• _Reading text_
__________
We just use the Archive function built into slurm. That has worked fine for us for the past 6 years. We keep 6 months of data in the active archive.
If you have 6 years worth of data and you want to prune down to 2 years, I recommend going month by month rather than doing it in one go. When we initially started archiving data several years back our first pass at archiving (which at that time had 2 years of data in it) took forever and actually caused issues with the archive process. We worked with SchedMD, improved the archive script built into Slurm but also decided to only archive one month at a time which allowed it to get done in a reasonable amount of time.
The archived data can be pulled into a different slurm database,
which is what we do for importing historic data into our XDMod
instance.
-Paul Edmon-
Which database server and version do you run, MySQL or MariaDB? What's
your Slurm version?
Did you already make appropriate database purges to reduce the size? I
have some notes in my Wiki page
If you have 6 years worth of data and you want to prune down to 2 years, I recommend going month by month rather than doing it in one go. When we initially started archiving data several years back our first pass at archiving (which at that time had 2 years of data in it) took forever and actually caused issues with the archive process. We worked with SchedMD, improved the archive script built into Slurm but also decided to only archive one month at a time which allowed it to get done in a reasonable amount of time.
__________
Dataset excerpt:
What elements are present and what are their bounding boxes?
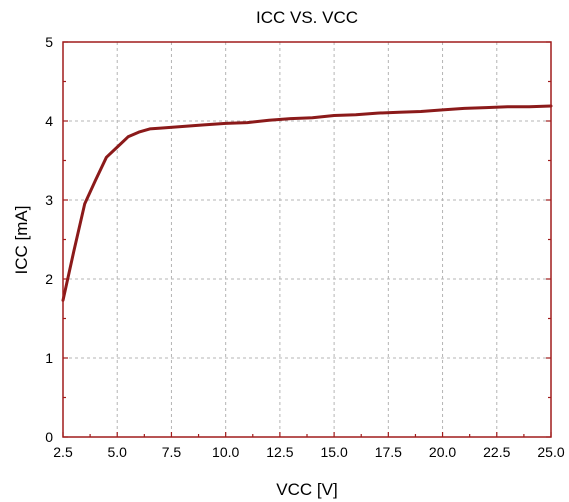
x-tick-label: 2.5 xyxy=(53,444,73,460)
y-tick-label: 3 xyxy=(45,192,53,208)
y-tick-label: 1 xyxy=(45,350,53,366)
x-tick-label: 10.0 xyxy=(212,444,239,460)
series-layer xyxy=(61,104,553,302)
x-tick-label: 20.0 xyxy=(429,444,456,460)
x-tick-label: 12.5 xyxy=(266,444,293,460)
x-tick-label: 15.0 xyxy=(320,444,347,460)
plot-frame xyxy=(62,41,552,438)
tick-layer: 2.5 5.0 7.5 10.0 12.5 15.0 17.5 20.0 22.5 25.0 0 1 2… xyxy=(45,34,565,460)
x-tick-label: 5.0 xyxy=(107,444,127,460)
grid-layer xyxy=(63,42,551,437)
x-tick-label: 22.5 xyxy=(483,444,510,460)
series-line xyxy=(61,104,553,302)
chart-title: ICC VS. VCC xyxy=(256,8,358,27)
y-tick-label: 4 xyxy=(45,113,53,129)
y-tick-label: 0 xyxy=(45,429,53,445)
x-tick-label: 17.5 xyxy=(375,444,402,460)
x-tick-label: 25.0 xyxy=(537,444,564,460)
y-axis-label: ICC [mA] xyxy=(12,206,31,275)
x-tick-label: 7.5 xyxy=(162,444,182,460)
x-axis-label: VCC [V] xyxy=(276,480,337,499)
y-tick-label: 5 xyxy=(45,34,53,50)
y-tick-label: 2 xyxy=(45,271,53,287)
plot-frame-layer xyxy=(62,41,552,438)
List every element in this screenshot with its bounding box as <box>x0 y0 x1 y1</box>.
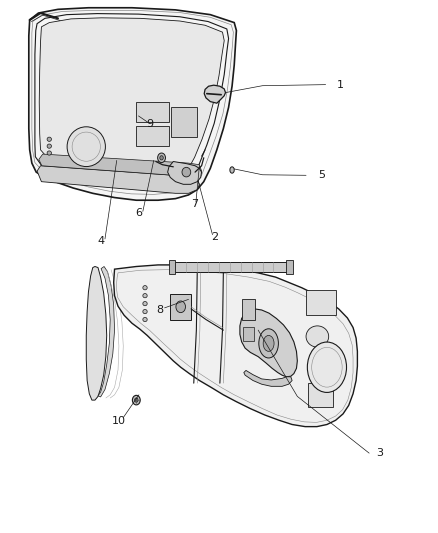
Polygon shape <box>29 8 237 200</box>
Bar <box>170 294 191 319</box>
Text: 4: 4 <box>98 236 105 246</box>
Ellipse shape <box>47 144 51 148</box>
Polygon shape <box>39 154 201 176</box>
Text: 1: 1 <box>336 80 343 90</box>
Bar <box>242 300 254 319</box>
Bar <box>306 290 336 316</box>
Bar <box>171 108 197 136</box>
Text: 3: 3 <box>377 448 384 458</box>
Ellipse shape <box>259 329 279 358</box>
Bar <box>243 327 254 341</box>
Polygon shape <box>98 266 115 397</box>
Text: 6: 6 <box>135 208 142 219</box>
Text: 7: 7 <box>191 199 198 209</box>
Ellipse shape <box>176 301 185 313</box>
Bar <box>286 260 293 274</box>
Bar <box>136 126 169 146</box>
Ellipse shape <box>134 398 138 402</box>
Polygon shape <box>86 266 107 400</box>
Ellipse shape <box>143 286 147 290</box>
Bar <box>308 383 333 407</box>
Ellipse shape <box>132 395 140 405</box>
Ellipse shape <box>182 167 191 177</box>
Polygon shape <box>240 309 297 377</box>
Text: 10: 10 <box>112 416 126 426</box>
Ellipse shape <box>67 127 106 166</box>
Ellipse shape <box>263 335 274 351</box>
Text: 5: 5 <box>318 171 325 180</box>
Ellipse shape <box>160 156 163 160</box>
Bar <box>169 260 175 274</box>
Ellipse shape <box>230 167 234 173</box>
Polygon shape <box>204 85 226 103</box>
Polygon shape <box>244 370 292 386</box>
Ellipse shape <box>143 302 147 306</box>
Ellipse shape <box>306 326 328 347</box>
Bar <box>136 102 169 122</box>
Polygon shape <box>39 18 224 180</box>
Ellipse shape <box>158 153 166 163</box>
Bar <box>171 262 289 272</box>
Ellipse shape <box>143 310 147 314</box>
Ellipse shape <box>47 151 51 155</box>
Text: 2: 2 <box>211 232 218 242</box>
Text: 8: 8 <box>157 305 164 315</box>
Ellipse shape <box>143 294 147 298</box>
Ellipse shape <box>143 317 147 321</box>
Ellipse shape <box>307 342 346 392</box>
Text: 9: 9 <box>146 119 153 130</box>
Ellipse shape <box>47 137 51 141</box>
Polygon shape <box>114 265 357 426</box>
Polygon shape <box>168 161 201 184</box>
Polygon shape <box>37 166 199 193</box>
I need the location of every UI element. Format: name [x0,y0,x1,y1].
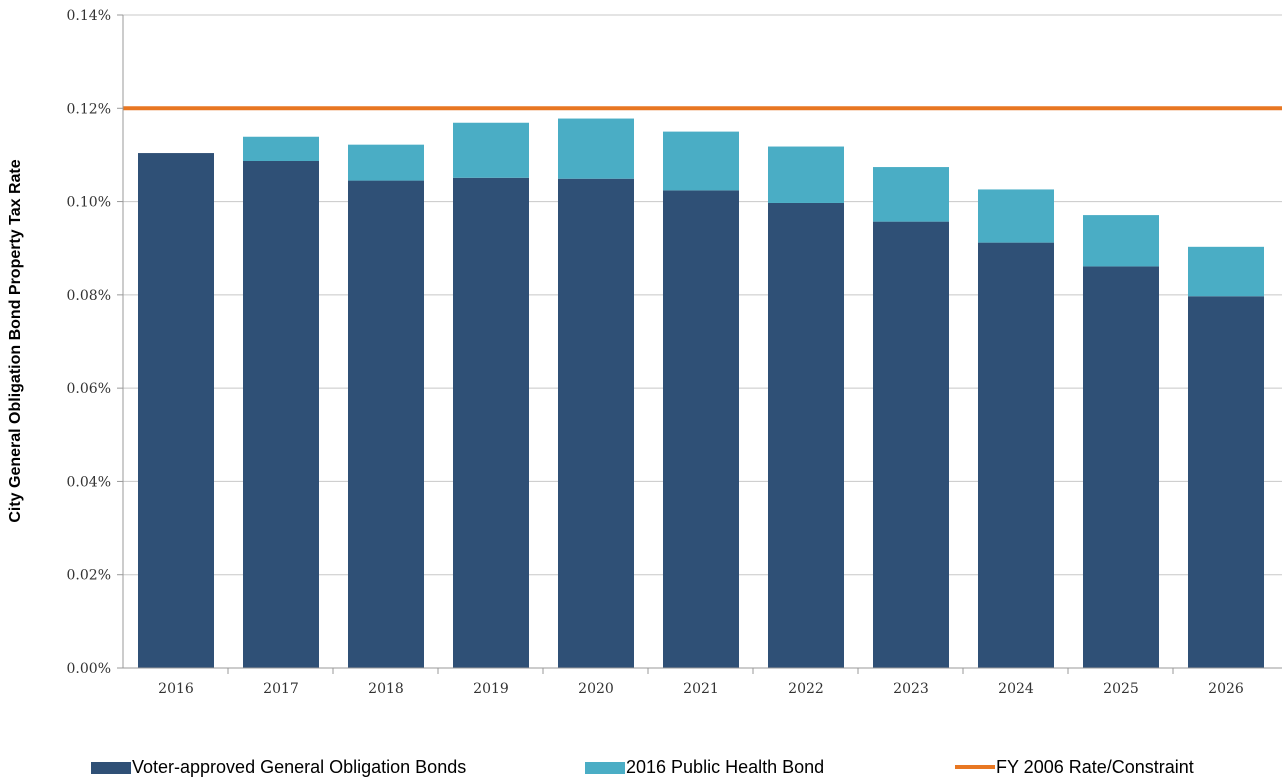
bar-public-health-2020 [558,118,634,179]
bar-general-obligation-2020 [558,178,634,668]
bar-public-health-2022 [768,146,844,203]
y-tick-label: 0.00% [67,661,111,677]
bar-general-obligation-2021 [663,190,739,668]
legend-item-public-health: 2016 Public Health Bond [585,757,824,777]
bar-general-obligation-2017 [243,160,319,669]
bar-public-health-2017 [243,136,319,161]
bar-public-health-2021 [663,131,739,191]
bar-general-obligation-2022 [768,202,844,669]
bar-general-obligation-2025 [1083,266,1159,668]
x-tick-label: 2016 [158,681,194,697]
bar-general-obligation-2023 [873,221,949,668]
bar-public-health-2024 [978,189,1054,243]
bars [138,118,1264,669]
y-tick-label: 0.06% [67,381,111,397]
legend-item-general-obligation: Voter-approved General Obligation Bonds [91,757,466,777]
legend-label: 2016 Public Health Bond [626,757,824,777]
x-tick-label: 2026 [1208,681,1244,697]
legend-label: FY 2006 Rate/Constraint [996,757,1194,777]
bar-general-obligation-2026 [1188,296,1264,668]
bar-general-obligation-2018 [348,180,424,668]
legend-item-constraint: FY 2006 Rate/Constraint [955,757,1194,777]
bar-public-health-2019 [453,122,529,178]
y-tick-label: 0.02% [67,568,111,584]
x-tick-label: 2022 [788,681,824,697]
legend-swatch [91,762,131,774]
legend-swatch [585,762,625,774]
y-tick-label: 0.10% [67,195,111,211]
bar-public-health-2023 [873,167,949,222]
y-axis-label: City General Obligation Bond Property Ta… [7,159,24,522]
y-tick-label: 0.08% [67,288,111,304]
legend-label: Voter-approved General Obligation Bonds [132,757,466,777]
x-tick-label: 2019 [473,681,509,697]
x-tick-label: 2023 [893,681,929,697]
x-tick-label: 2025 [1103,681,1139,697]
x-tick-label: 2024 [998,681,1034,697]
axes: 0.00% 0.02% 0.04% 0.06% 0.08% 0.10% 0.12% 0.14%… [67,8,1282,697]
y-tick-label: 0.04% [67,474,111,490]
bar-general-obligation-2019 [453,177,529,668]
bar-public-health-2026 [1188,246,1264,297]
x-tick-label: 2018 [368,681,404,697]
x-tick-label: 2020 [578,681,614,697]
bar-general-obligation-2016 [138,153,214,668]
bar-public-health-2018 [348,144,424,181]
x-tick-label: 2021 [683,681,719,697]
x-tick-label: 2017 [263,681,299,697]
y-tick-label: 0.14% [67,8,111,24]
bar-general-obligation-2024 [978,242,1054,669]
y-tick-label: 0.12% [67,101,111,117]
bar-public-health-2025 [1083,215,1159,267]
legend: Voter-approved General Obligation Bonds 2… [91,757,1194,777]
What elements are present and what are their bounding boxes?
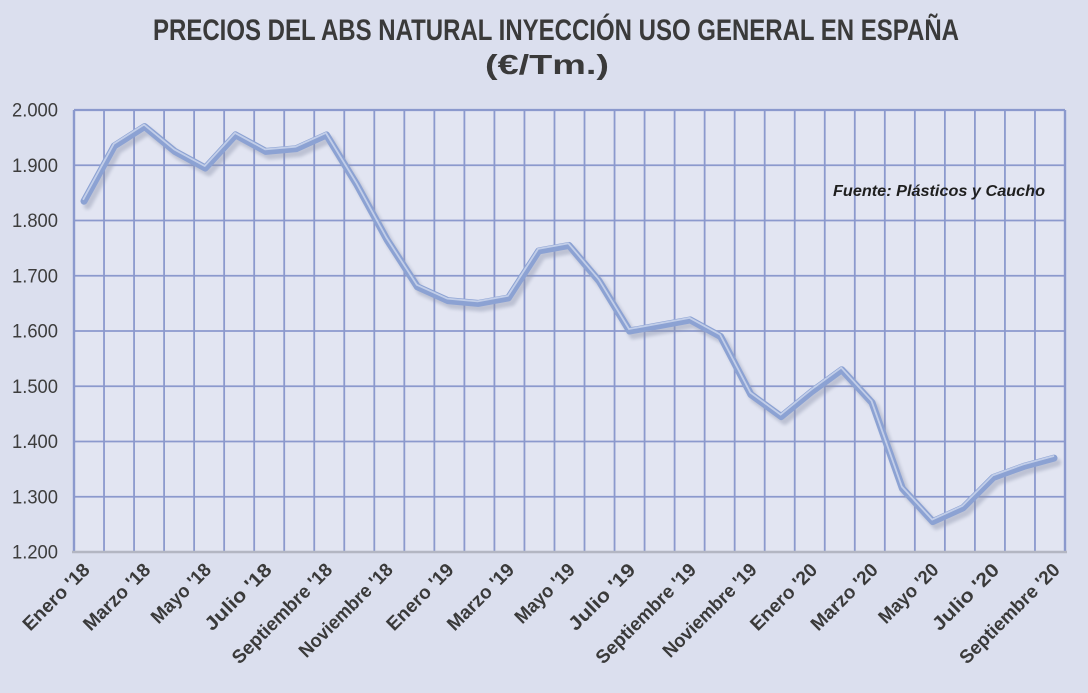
y-axis-label: 1.300 (12, 487, 58, 508)
chart-subtitle: (€/Tm.) (485, 49, 609, 80)
y-axis-label: 1.400 (12, 432, 58, 453)
y-axis-label: 1.900 (12, 156, 58, 177)
y-axis-labels: 2.000 1.900 1.800 1.700 1.600 1.500 1.400 1.300… (12, 101, 58, 564)
horizontal-gridlines (74, 108, 1065, 498)
y-axis-label: 1.500 (12, 377, 58, 398)
y-axis-label: 1.600 (12, 322, 58, 343)
y-axis-label: 2.000 (12, 101, 58, 122)
price-line-highlight (82, 123, 1055, 521)
y-axis-label: 1.800 (12, 211, 58, 232)
plot-layers: 2.000 1.900 1.800 1.700 1.600 1.500 1.400 1.300… (12, 101, 1067, 669)
y-axis-label: 1.700 (12, 266, 58, 287)
chart-title: PRECIOS DEL ABS NATURAL INYECCIÓN USO GE… (153, 13, 959, 47)
y-axis-label: 1.200 (12, 543, 58, 564)
source-note: Fuente: Plásticos y Caucho (833, 183, 1045, 200)
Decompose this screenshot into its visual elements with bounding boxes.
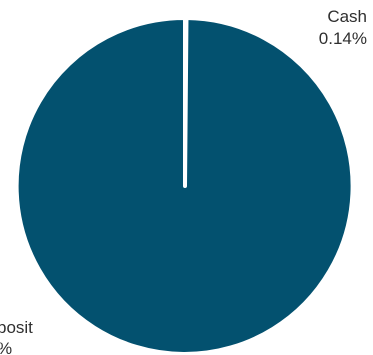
slice-label-deposit-name: posit — [0, 318, 33, 337]
pie-slice-deposit — [14, 16, 355, 355]
slice-label-deposit-value: % — [0, 339, 12, 355]
pie-slices — [14, 16, 355, 355]
slice-label-cash-name: Cash — [327, 7, 367, 26]
slice-label-cash-value: 0.14% — [319, 29, 367, 48]
pie-labels: Cash 0.14% posit % — [0, 7, 367, 355]
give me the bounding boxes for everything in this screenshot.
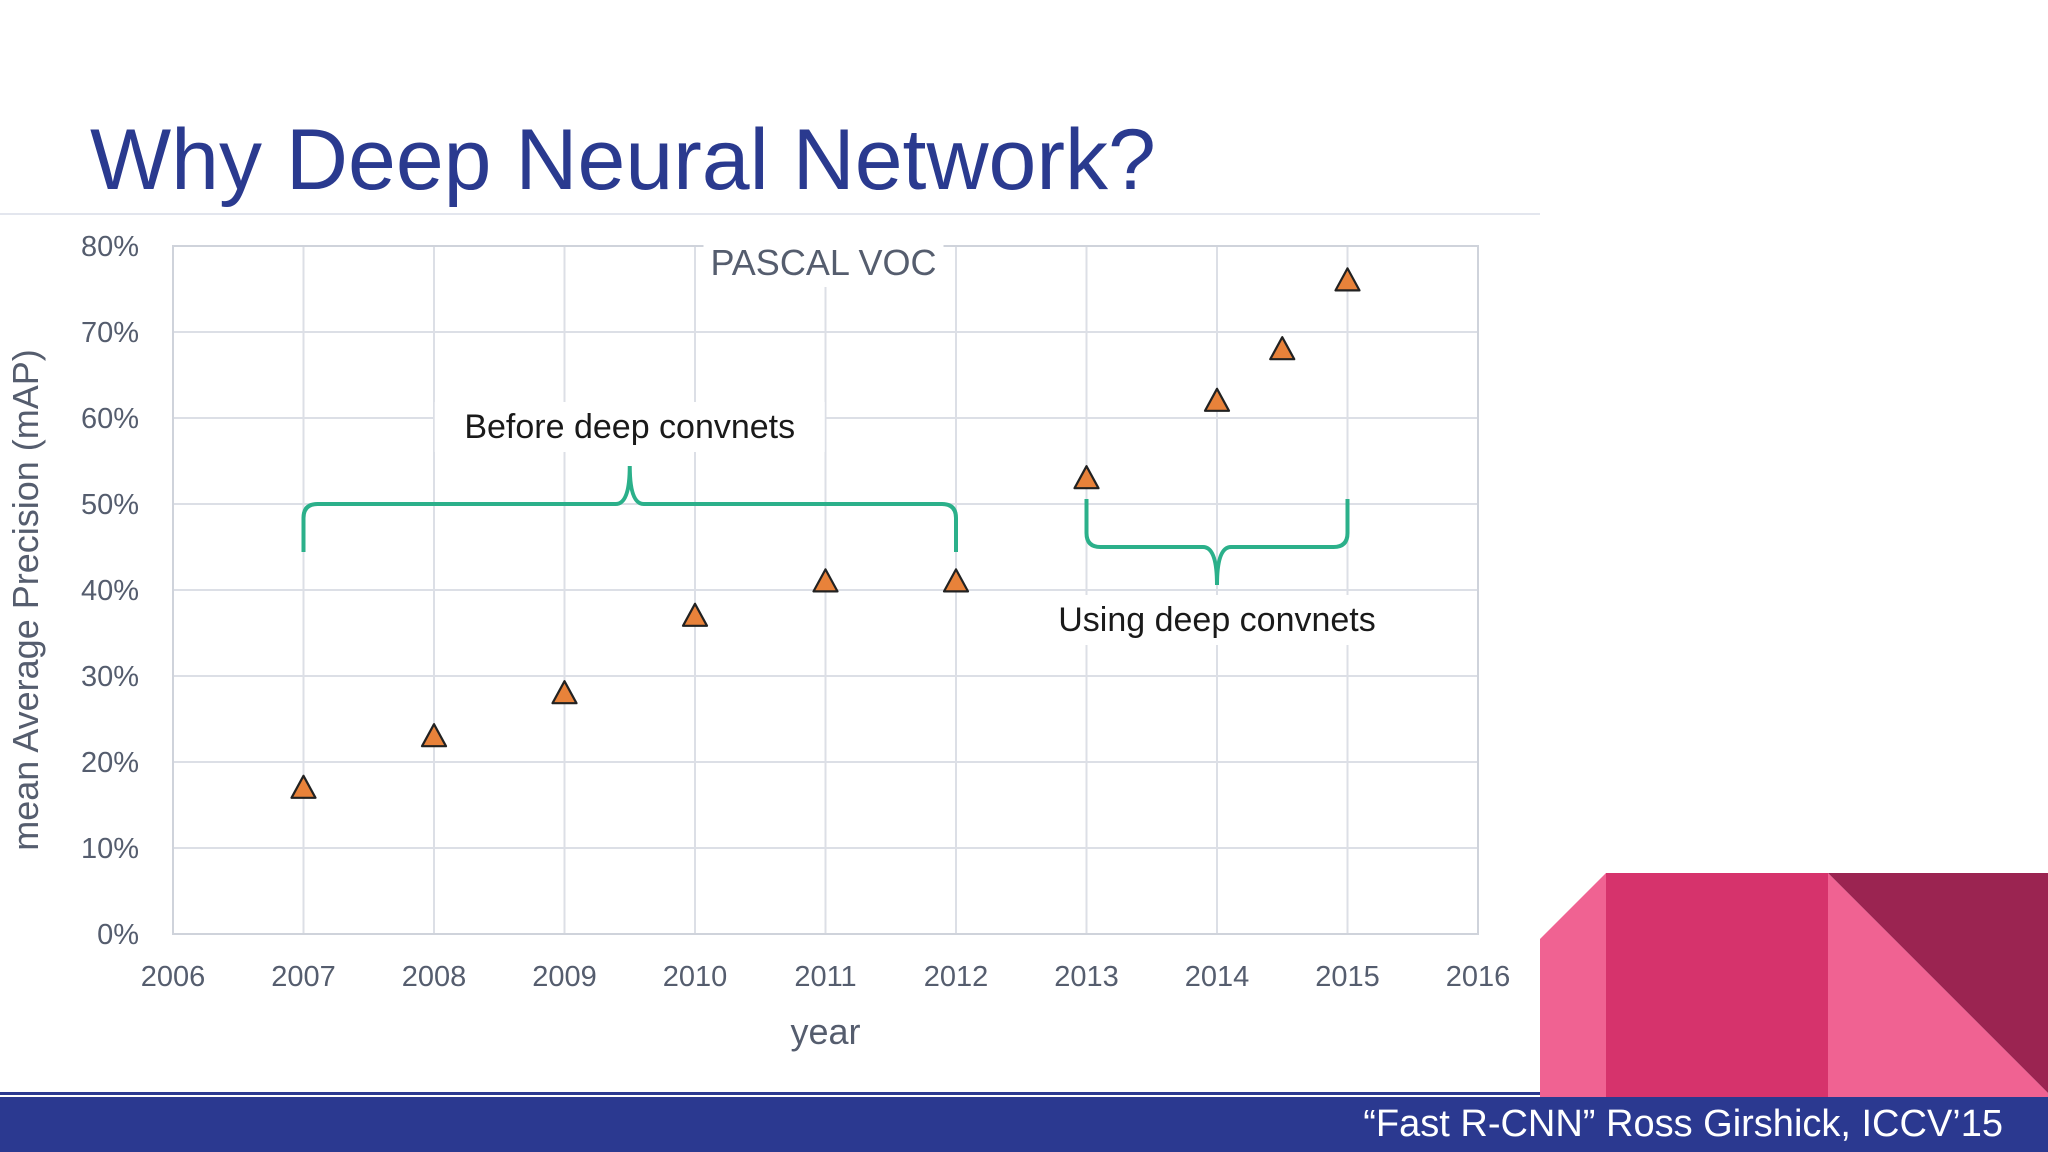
__________
• _Task requirements_
1. According to the Slurm archiving thread, why should old data be pruned one month at a time instead of all at once? Answer in one to three sentences.
2. Write the next part of the Slurm archiving thread, starting after its final sentence.

• _The results_
1. An early first pass that archived two years of data in one go took forever and caused problems with the archive process. Archiving only one month at a time let the job finish in a reasonable amount of time.

2.
The archived data can be pulled into a different slurm database, which is what we do for importing historic data into our XDMod instance.
I've never looked at the internals of how the native Slurm archive script works. What I can tell you is that we have never had a problem reimporting the data back in that was dumped from older versions into a current version database. So the import using sacctmgr must do the conversion from the older formats to the newer formats and handle the schema changes.
I will note that if you are storing job_scripts and envs those can eat up a ton of space in 21.08. It looks like they've solved that problem in 22.05 but the archive steps on 21.08 took forever due to those scripts and envs.
-Paul Edmon-
What I can tell you is that we have never had a problem reimporting the data back in that was dumped from older versions into a current version database. So the import using sacctmgr must do the conversion from the older formats to the newer formats and handle the schema changes.
I will note that if you are storing job_scripts and envs those can eat up a ton of space in 21.08. It looks like they've solved that problem in 22.05 but the archive steps on 21.08 took forever due to those scripts and envs.
Yeah, a word of warning about going from 21.08 to 22.05, make sure you have enough storage on the database host you are doing the work on and budget a long enough time for the upgrade. We just converted our 198 GB (compressed, 534 GB raw) database this week. The initial attempt failed (after running for 8 hours) because we ran out of disk space (part of the reason we had to compress is that the server we use for our slurm master only has 800 GB of SSD on it). That meant we had to reimport our DB, which took 8 hours, plus then we had to drop the job scripts and job envs, which took another 5 hours, to then attempt the upgrade which took 2 hours.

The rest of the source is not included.